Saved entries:
+ + + + + + +

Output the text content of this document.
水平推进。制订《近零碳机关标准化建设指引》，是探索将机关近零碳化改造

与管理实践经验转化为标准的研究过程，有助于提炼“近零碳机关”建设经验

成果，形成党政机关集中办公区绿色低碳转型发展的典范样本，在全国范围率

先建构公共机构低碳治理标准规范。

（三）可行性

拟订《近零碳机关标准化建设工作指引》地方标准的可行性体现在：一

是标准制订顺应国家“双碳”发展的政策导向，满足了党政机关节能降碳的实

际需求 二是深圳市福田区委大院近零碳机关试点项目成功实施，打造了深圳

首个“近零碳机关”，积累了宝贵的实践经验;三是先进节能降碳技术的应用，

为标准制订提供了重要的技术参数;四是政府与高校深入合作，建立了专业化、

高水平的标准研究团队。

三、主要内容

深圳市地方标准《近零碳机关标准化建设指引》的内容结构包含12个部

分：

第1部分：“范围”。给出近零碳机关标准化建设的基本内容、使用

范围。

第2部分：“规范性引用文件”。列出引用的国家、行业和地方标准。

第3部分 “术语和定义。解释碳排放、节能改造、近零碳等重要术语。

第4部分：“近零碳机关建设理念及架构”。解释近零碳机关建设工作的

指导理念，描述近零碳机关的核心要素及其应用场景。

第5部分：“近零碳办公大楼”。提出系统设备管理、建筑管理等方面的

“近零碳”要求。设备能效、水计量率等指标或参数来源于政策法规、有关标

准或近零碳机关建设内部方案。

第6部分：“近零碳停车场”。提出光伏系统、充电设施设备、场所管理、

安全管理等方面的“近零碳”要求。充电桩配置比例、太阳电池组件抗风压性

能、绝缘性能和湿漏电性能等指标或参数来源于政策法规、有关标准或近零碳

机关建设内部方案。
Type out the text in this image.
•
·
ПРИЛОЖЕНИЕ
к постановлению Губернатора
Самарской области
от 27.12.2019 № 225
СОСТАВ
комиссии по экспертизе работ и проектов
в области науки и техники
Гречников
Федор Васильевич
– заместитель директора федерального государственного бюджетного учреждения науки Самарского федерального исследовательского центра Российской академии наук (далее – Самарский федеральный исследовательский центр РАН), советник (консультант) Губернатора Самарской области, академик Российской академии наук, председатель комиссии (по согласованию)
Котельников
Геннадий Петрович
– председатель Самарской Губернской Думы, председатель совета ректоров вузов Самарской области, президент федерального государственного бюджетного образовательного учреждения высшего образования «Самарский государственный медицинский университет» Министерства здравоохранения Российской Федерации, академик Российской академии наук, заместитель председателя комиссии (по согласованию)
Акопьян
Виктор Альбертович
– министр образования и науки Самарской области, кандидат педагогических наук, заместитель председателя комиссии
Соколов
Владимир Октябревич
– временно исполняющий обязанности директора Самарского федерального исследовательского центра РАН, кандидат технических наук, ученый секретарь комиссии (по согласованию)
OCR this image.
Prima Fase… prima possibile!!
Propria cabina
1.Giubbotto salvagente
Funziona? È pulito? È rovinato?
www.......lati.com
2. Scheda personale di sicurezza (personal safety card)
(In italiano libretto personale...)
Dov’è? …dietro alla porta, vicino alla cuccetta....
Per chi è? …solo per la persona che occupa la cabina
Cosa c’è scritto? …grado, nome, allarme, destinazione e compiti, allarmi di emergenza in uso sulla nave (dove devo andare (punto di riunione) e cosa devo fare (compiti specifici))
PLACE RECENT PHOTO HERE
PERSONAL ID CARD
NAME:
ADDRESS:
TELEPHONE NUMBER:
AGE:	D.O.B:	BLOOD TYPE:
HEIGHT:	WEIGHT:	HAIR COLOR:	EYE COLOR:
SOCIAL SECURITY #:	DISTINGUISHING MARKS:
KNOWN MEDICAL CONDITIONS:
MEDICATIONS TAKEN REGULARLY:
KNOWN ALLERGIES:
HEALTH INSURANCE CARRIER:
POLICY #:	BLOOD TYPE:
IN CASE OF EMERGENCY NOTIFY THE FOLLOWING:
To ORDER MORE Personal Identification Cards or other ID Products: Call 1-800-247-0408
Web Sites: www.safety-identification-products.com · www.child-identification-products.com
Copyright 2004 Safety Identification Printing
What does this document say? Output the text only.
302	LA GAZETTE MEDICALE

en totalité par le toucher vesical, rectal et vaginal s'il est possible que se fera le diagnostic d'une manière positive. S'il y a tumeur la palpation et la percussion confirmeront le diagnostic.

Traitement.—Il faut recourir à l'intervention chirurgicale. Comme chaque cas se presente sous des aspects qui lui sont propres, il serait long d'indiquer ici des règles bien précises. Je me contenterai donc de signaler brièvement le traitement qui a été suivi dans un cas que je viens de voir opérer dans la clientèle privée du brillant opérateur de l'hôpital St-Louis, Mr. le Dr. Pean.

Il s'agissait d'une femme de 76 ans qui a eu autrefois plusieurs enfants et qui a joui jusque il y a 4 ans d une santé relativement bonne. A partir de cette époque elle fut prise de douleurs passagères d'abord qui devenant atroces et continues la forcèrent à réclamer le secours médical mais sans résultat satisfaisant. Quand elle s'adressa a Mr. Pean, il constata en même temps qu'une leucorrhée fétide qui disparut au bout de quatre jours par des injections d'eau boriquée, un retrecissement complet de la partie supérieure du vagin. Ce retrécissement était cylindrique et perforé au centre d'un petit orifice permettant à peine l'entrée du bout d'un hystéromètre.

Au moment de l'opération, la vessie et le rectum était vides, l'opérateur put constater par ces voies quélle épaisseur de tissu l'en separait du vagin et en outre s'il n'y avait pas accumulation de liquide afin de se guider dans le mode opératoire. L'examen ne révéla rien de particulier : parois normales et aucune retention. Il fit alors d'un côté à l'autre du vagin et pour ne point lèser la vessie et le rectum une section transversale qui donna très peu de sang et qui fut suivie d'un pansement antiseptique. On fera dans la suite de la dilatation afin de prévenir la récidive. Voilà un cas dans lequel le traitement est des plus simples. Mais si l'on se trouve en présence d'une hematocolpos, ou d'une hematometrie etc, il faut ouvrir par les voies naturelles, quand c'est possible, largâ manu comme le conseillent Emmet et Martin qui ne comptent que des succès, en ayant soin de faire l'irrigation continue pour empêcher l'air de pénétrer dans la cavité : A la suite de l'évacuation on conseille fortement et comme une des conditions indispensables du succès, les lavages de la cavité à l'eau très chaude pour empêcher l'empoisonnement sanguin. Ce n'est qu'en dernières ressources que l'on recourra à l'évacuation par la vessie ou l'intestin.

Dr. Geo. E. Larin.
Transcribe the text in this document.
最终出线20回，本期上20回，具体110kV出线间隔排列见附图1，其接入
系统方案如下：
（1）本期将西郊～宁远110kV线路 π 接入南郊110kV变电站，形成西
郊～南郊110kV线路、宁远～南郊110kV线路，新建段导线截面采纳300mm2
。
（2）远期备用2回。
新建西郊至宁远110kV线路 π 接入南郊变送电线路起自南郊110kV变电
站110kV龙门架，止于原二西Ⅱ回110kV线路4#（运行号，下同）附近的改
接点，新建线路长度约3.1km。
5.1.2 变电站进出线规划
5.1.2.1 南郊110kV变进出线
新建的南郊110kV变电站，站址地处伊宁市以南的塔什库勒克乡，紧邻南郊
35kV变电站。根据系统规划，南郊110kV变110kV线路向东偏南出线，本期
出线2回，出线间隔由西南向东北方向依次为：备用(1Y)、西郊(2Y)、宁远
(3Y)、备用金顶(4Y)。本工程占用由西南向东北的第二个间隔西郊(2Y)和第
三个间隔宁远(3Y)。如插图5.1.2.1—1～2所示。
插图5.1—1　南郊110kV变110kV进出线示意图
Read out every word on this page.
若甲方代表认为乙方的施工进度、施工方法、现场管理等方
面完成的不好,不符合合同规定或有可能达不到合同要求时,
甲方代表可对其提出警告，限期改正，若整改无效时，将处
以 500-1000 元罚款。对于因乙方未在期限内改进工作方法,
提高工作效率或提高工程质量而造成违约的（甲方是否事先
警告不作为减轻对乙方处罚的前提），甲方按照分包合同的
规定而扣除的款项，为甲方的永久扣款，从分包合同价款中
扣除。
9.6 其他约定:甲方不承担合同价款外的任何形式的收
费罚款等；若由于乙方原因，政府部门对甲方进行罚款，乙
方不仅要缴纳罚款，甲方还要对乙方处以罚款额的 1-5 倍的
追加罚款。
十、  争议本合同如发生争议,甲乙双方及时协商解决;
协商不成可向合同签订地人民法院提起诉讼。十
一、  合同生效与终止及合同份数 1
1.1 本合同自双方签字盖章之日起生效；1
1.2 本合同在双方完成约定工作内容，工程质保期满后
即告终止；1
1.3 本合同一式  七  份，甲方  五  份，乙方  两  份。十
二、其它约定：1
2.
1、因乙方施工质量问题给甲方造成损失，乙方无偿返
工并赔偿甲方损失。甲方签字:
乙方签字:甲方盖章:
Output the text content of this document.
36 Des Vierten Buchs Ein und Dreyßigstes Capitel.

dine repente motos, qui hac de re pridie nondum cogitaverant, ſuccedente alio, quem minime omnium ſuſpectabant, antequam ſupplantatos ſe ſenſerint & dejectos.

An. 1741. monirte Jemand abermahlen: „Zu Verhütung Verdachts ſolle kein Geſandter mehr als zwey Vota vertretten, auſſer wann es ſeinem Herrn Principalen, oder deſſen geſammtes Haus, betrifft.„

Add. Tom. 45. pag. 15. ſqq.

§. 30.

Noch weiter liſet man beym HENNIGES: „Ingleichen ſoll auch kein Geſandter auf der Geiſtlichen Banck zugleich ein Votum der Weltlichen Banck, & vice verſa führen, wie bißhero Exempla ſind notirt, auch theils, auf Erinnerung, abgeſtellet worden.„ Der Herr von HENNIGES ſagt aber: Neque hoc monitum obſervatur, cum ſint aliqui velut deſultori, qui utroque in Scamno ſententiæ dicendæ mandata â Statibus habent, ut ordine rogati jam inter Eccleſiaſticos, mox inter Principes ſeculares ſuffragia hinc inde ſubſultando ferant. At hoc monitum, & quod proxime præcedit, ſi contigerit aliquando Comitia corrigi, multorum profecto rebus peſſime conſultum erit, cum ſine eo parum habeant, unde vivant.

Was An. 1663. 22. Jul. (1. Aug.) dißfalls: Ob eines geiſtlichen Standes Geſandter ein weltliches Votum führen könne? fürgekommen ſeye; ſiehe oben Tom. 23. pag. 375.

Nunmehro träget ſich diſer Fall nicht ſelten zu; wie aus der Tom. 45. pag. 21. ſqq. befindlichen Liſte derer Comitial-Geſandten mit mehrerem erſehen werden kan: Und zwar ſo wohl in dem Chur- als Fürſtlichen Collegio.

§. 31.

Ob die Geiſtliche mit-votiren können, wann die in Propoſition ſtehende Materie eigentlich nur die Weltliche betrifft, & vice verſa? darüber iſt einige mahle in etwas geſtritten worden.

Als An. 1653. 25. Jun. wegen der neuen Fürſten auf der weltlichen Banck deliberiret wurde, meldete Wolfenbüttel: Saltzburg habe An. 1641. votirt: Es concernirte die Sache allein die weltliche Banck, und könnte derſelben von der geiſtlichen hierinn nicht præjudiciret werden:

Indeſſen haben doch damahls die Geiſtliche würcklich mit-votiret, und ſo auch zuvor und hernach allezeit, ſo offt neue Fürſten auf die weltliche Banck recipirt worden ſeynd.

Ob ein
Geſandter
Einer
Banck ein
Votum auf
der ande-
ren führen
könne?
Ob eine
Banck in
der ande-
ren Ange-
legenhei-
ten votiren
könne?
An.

+ + + + + + +

Aim:
Pull every line containing "области" out of the data above.

Reply to the exercise:
Самарской области
в области науки и техники
– заместитель директора федерального государственного бюджетного учреждения науки Самарского федерального исследовательского центра Российской академии наук (далее – Самарский федеральный исследовательский центр РАН), советник (консультант) Губернатора Самарской области, академик Российской академии наук, председатель комиссии (по согласованию)
– председатель Самарской Губернской Думы, председатель совета ректоров вузов Самарской области, президент федерального государственного бюджетного образовательного учреждения высшего образования «Самарский государственный медицинский университет» Министерства здравоохранения Российской Федерации, академик Российской академии наук, заместитель председателя комиссии (по согласованию)
– министр образования и науки Самарской области, кандидат педагогических наук, заместитель председателя комиссии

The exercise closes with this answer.